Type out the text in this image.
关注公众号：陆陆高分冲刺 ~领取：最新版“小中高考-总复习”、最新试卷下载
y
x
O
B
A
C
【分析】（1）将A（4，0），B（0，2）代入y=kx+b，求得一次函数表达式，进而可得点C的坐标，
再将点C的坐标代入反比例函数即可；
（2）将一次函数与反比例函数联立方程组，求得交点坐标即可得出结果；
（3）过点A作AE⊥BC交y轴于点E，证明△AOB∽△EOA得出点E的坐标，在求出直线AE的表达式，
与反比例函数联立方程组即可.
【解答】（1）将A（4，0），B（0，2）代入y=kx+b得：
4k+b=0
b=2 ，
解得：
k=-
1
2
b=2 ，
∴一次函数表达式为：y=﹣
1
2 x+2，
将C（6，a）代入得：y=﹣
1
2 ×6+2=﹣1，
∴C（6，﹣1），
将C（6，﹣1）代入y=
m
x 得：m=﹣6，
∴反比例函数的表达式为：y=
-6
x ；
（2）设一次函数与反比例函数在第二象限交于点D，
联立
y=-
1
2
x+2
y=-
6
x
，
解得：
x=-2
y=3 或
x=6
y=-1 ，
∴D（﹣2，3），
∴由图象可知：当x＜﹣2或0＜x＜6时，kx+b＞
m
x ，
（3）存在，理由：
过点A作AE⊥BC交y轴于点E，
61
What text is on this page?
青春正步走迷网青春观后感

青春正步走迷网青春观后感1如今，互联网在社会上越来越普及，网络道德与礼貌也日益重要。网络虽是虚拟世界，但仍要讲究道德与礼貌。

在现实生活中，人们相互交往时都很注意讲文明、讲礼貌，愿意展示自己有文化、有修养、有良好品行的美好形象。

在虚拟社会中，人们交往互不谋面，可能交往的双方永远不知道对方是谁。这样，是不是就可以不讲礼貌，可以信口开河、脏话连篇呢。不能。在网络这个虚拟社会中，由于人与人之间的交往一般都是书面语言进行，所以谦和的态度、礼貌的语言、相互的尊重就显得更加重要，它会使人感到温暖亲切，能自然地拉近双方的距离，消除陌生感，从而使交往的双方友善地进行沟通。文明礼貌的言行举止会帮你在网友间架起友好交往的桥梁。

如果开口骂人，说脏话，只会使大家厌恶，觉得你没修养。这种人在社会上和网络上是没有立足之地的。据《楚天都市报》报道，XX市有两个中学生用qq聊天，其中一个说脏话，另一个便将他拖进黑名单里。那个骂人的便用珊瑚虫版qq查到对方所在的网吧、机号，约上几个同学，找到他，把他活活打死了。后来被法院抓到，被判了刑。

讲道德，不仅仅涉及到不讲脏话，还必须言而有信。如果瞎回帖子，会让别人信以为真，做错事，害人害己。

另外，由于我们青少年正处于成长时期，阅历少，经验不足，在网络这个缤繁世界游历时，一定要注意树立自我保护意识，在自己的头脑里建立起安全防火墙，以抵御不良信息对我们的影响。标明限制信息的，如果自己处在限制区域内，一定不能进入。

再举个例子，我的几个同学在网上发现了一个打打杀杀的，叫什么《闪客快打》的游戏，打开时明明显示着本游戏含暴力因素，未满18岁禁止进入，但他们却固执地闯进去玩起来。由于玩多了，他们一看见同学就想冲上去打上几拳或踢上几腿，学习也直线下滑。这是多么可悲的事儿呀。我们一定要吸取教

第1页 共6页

_ _ _ _ _

THE EXERCISE> Take the listing above and set it down exactly.

SOLVED PROBLEM>
Type out the text in this image.
关注公众号：陆陆高分冲刺 ~领取：最新版“小中高考-总复习”、最新试卷下载
y
x
O
B
A
C
【分析】（1）将A（4，0），B（0，2）代入y=kx+b，求得一次函数表达式，进而可得点C的坐标，
再将点C的坐标代入反比例函数即可；
（2）将一次函数与反比例函数联立方程组，求得交点坐标即可得出结果；
（3）过点A作AE⊥BC交y轴于点E，证明△AOB∽△EOA得出点E的坐标，在求出直线AE的表达式，
与反比例函数联立方程组即可.
【解答】（1）将A（4，0），B（0，2）代入y=kx+b得：
4k+b=0
b=2 ，
解得：
k=-
1
2
b=2 ，
∴一次函数表达式为：y=﹣
1
2 x+2，
将C（6，a）代入得：y=﹣
1
2 ×6+2=﹣1，
∴C（6，﹣1），
将C（6，﹣1）代入y=
m
x 得：m=﹣6，
∴反比例函数的表达式为：y=
-6
x ；
（2）设一次函数与反比例函数在第二象限交于点D，
联立
y=-
1
2
x+2
y=-
6
x
，
解得：
x=-2
y=3 或
x=6
y=-1 ，
∴D（﹣2，3），
∴由图象可知：当x＜﹣2或0＜x＜6时，kx+b＞
m
x ，
（3）存在，理由：
过点A作AE⊥BC交y轴于点E，
61
What text is on this page?
青春正步走迷网青春观后感

青春正步走迷网青春观后感1如今，互联网在社会上越来越普及，网络道德与礼貌也日益重要。网络虽是虚拟世界，但仍要讲究道德与礼貌。

在现实生活中，人们相互交往时都很注意讲文明、讲礼貌，愿意展示自己有文化、有修养、有良好品行的美好形象。

在虚拟社会中，人们交往互不谋面，可能交往的双方永远不知道对方是谁。这样，是不是就可以不讲礼貌，可以信口开河、脏话连篇呢。不能。在网络这个虚拟社会中，由于人与人之间的交往一般都是书面语言进行，所以谦和的态度、礼貌的语言、相互的尊重就显得更加重要，它会使人感到温暖亲切，能自然地拉近双方的距离，消除陌生感，从而使交往的双方友善地进行沟通。文明礼貌的言行举止会帮你在网友间架起友好交往的桥梁。

如果开口骂人，说脏话，只会使大家厌恶，觉得你没修养。这种人在社会上和网络上是没有立足之地的。据《楚天都市报》报道，XX市有两个中学生用qq聊天，其中一个说脏话，另一个便将他拖进黑名单里。那个骂人的便用珊瑚虫版qq查到对方所在的网吧、机号，约上几个同学，找到他，把他活活打死了。后来被法院抓到，被判了刑。

讲道德，不仅仅涉及到不讲脏话，还必须言而有信。如果瞎回帖子，会让别人信以为真，做错事，害人害己。

另外，由于我们青少年正处于成长时期，阅历少，经验不足，在网络这个缤繁世界游历时，一定要注意树立自我保护意识，在自己的头脑里建立起安全防火墙，以抵御不良信息对我们的影响。标明限制信息的，如果自己处在限制区域内，一定不能进入。

再举个例子，我的几个同学在网上发现了一个打打杀杀的，叫什么《闪客快打》的游戏，打开时明明显示着本游戏含暴力因素，未满18岁禁止进入，但他们却固执地闯进去玩起来。由于玩多了，他们一看见同学就想冲上去打上几拳或踢上几腿，学习也直线下滑。这是多么可悲的事儿呀。我们一定要吸取教

第1页 共6页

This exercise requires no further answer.